What to do
Every line of the material below should be repeated exactly.

Stored records
◇ ◇ ◇ ◇ ◇ ◇ ◇

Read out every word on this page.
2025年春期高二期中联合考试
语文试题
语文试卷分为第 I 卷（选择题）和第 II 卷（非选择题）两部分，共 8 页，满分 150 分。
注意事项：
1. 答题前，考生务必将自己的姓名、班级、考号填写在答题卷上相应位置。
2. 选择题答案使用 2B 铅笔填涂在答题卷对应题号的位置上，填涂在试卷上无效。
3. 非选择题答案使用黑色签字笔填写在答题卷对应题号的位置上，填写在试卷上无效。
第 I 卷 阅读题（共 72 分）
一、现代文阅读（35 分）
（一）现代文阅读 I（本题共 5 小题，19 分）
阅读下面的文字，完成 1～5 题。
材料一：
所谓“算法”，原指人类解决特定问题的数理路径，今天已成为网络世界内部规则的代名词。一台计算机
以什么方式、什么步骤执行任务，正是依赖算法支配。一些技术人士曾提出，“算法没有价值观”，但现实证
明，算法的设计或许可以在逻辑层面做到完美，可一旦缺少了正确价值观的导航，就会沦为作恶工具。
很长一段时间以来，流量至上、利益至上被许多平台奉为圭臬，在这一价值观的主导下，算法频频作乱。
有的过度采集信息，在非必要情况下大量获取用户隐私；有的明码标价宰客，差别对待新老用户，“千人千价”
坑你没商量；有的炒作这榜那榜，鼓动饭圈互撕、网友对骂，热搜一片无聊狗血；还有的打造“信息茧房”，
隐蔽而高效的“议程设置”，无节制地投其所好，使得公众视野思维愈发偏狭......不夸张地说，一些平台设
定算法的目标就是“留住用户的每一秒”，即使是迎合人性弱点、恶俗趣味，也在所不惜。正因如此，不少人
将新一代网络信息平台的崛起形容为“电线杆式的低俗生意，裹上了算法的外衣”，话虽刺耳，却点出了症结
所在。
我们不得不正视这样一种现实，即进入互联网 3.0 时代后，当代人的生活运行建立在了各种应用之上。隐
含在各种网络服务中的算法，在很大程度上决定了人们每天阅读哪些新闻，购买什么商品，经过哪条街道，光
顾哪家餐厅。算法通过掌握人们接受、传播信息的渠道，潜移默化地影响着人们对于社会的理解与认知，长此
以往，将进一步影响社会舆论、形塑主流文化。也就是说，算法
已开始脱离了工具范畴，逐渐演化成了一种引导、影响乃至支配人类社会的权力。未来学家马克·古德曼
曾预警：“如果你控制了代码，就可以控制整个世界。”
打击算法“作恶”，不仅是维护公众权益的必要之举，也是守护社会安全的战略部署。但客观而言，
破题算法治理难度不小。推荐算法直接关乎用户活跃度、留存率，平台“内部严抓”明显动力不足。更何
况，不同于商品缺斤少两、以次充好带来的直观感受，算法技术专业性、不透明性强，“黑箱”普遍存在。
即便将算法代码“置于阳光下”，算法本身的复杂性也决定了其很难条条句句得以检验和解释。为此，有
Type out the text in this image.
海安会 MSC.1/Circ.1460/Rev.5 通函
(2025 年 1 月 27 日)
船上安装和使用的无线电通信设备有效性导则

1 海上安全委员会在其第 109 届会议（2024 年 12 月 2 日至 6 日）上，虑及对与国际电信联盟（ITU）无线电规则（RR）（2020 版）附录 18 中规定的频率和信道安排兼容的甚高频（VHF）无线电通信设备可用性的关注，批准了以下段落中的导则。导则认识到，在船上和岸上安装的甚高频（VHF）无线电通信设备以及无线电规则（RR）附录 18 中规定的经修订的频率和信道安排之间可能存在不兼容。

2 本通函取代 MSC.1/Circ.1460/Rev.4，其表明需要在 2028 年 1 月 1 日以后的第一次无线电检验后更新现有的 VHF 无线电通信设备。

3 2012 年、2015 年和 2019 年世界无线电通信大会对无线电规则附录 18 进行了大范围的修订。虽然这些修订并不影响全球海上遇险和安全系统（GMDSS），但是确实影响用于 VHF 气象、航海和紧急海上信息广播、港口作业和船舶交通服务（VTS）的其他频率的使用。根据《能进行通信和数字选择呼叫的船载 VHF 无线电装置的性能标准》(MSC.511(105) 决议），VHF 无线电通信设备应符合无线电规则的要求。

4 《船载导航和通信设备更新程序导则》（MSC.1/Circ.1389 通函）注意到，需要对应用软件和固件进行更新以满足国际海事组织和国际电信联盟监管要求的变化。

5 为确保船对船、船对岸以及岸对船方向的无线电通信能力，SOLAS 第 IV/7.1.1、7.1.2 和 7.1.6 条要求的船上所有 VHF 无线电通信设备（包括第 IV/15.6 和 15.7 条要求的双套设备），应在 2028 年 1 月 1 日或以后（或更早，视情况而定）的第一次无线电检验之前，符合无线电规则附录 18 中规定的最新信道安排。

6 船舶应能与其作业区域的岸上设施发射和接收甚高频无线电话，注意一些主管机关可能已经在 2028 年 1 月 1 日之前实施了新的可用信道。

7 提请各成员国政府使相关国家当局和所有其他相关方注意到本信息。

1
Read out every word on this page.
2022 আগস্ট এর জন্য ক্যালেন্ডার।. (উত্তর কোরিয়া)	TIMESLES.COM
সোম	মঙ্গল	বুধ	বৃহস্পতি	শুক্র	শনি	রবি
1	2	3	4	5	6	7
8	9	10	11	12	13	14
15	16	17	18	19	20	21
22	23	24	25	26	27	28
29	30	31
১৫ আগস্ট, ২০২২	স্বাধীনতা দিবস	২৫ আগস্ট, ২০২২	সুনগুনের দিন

◇ ◇ ◇ ◇ ◇ ◇ ◇

Reply
Read out every word on this page.
2025年春期高二期中联合考试
语文试题
语文试卷分为第 I 卷（选择题）和第 II 卷（非选择题）两部分，共 8 页，满分 150 分。
注意事项：
1. 答题前，考生务必将自己的姓名、班级、考号填写在答题卷上相应位置。
2. 选择题答案使用 2B 铅笔填涂在答题卷对应题号的位置上，填涂在试卷上无效。
3. 非选择题答案使用黑色签字笔填写在答题卷对应题号的位置上，填写在试卷上无效。
第 I 卷 阅读题（共 72 分）
一、现代文阅读（35 分）
（一）现代文阅读 I（本题共 5 小题，19 分）
阅读下面的文字，完成 1～5 题。
材料一：
所谓“算法”，原指人类解决特定问题的数理路径，今天已成为网络世界内部规则的代名词。一台计算机
以什么方式、什么步骤执行任务，正是依赖算法支配。一些技术人士曾提出，“算法没有价值观”，但现实证
明，算法的设计或许可以在逻辑层面做到完美，可一旦缺少了正确价值观的导航，就会沦为作恶工具。
很长一段时间以来，流量至上、利益至上被许多平台奉为圭臬，在这一价值观的主导下，算法频频作乱。
有的过度采集信息，在非必要情况下大量获取用户隐私；有的明码标价宰客，差别对待新老用户，“千人千价”
坑你没商量；有的炒作这榜那榜，鼓动饭圈互撕、网友对骂，热搜一片无聊狗血；还有的打造“信息茧房”，
隐蔽而高效的“议程设置”，无节制地投其所好，使得公众视野思维愈发偏狭......不夸张地说，一些平台设
定算法的目标就是“留住用户的每一秒”，即使是迎合人性弱点、恶俗趣味，也在所不惜。正因如此，不少人
将新一代网络信息平台的崛起形容为“电线杆式的低俗生意，裹上了算法的外衣”，话虽刺耳，却点出了症结
所在。
我们不得不正视这样一种现实，即进入互联网 3.0 时代后，当代人的生活运行建立在了各种应用之上。隐
含在各种网络服务中的算法，在很大程度上决定了人们每天阅读哪些新闻，购买什么商品，经过哪条街道，光
顾哪家餐厅。算法通过掌握人们接受、传播信息的渠道，潜移默化地影响着人们对于社会的理解与认知，长此
以往，将进一步影响社会舆论、形塑主流文化。也就是说，算法
已开始脱离了工具范畴，逐渐演化成了一种引导、影响乃至支配人类社会的权力。未来学家马克·古德曼
曾预警：“如果你控制了代码，就可以控制整个世界。”
打击算法“作恶”，不仅是维护公众权益的必要之举，也是守护社会安全的战略部署。但客观而言，
破题算法治理难度不小。推荐算法直接关乎用户活跃度、留存率，平台“内部严抓”明显动力不足。更何
况，不同于商品缺斤少两、以次充好带来的直观感受，算法技术专业性、不透明性强，“黑箱”普遍存在。
即便将算法代码“置于阳光下”，算法本身的复杂性也决定了其很难条条句句得以检验和解释。为此，有
Type out the text in this image.
海安会 MSC.1/Circ.1460/Rev.5 通函
(2025 年 1 月 27 日)
船上安装和使用的无线电通信设备有效性导则

1 海上安全委员会在其第 109 届会议（2024 年 12 月 2 日至 6 日）上，虑及对与国际电信联盟（ITU）无线电规则（RR）（2020 版）附录 18 中规定的频率和信道安排兼容的甚高频（VHF）无线电通信设备可用性的关注，批准了以下段落中的导则。导则认识到，在船上和岸上安装的甚高频（VHF）无线电通信设备以及无线电规则（RR）附录 18 中规定的经修订的频率和信道安排之间可能存在不兼容。

2 本通函取代 MSC.1/Circ.1460/Rev.4，其表明需要在 2028 年 1 月 1 日以后的第一次无线电检验后更新现有的 VHF 无线电通信设备。

3 2012 年、2015 年和 2019 年世界无线电通信大会对无线电规则附录 18 进行了大范围的修订。虽然这些修订并不影响全球海上遇险和安全系统（GMDSS），但是确实影响用于 VHF 气象、航海和紧急海上信息广播、港口作业和船舶交通服务（VTS）的其他频率的使用。根据《能进行通信和数字选择呼叫的船载 VHF 无线电装置的性能标准》(MSC.511(105) 决议），VHF 无线电通信设备应符合无线电规则的要求。

4 《船载导航和通信设备更新程序导则》（MSC.1/Circ.1389 通函）注意到，需要对应用软件和固件进行更新以满足国际海事组织和国际电信联盟监管要求的变化。

5 为确保船对船、船对岸以及岸对船方向的无线电通信能力，SOLAS 第 IV/7.1.1、7.1.2 和 7.1.6 条要求的船上所有 VHF 无线电通信设备（包括第 IV/15.6 和 15.7 条要求的双套设备），应在 2028 年 1 月 1 日或以后（或更早，视情况而定）的第一次无线电检验之前，符合无线电规则附录 18 中规定的最新信道安排。

6 船舶应能与其作业区域的岸上设施发射和接收甚高频无线电话，注意一些主管机关可能已经在 2028 年 1 月 1 日之前实施了新的可用信道。

7 提请各成员国政府使相关国家当局和所有其他相关方注意到本信息。

1
Read out every word on this page.
2022 আগস্ট এর জন্য ক্যালেন্ডার।. (উত্তর কোরিয়া)	TIMESLES.COM
সোম	মঙ্গল	বুধ	বৃহস্পতি	শুক্র	শনি	রবি
1	2	3	4	5	6	7
8	9	10	11	12	13	14
15	16	17	18	19	20	21
22	23	24	25	26	27	28
29	30	31
১৫ আগস্ট, ২০২২	স্বাধীনতা দিবস	২৫ আগস্ট, ২০২২	সুনগুনের দিন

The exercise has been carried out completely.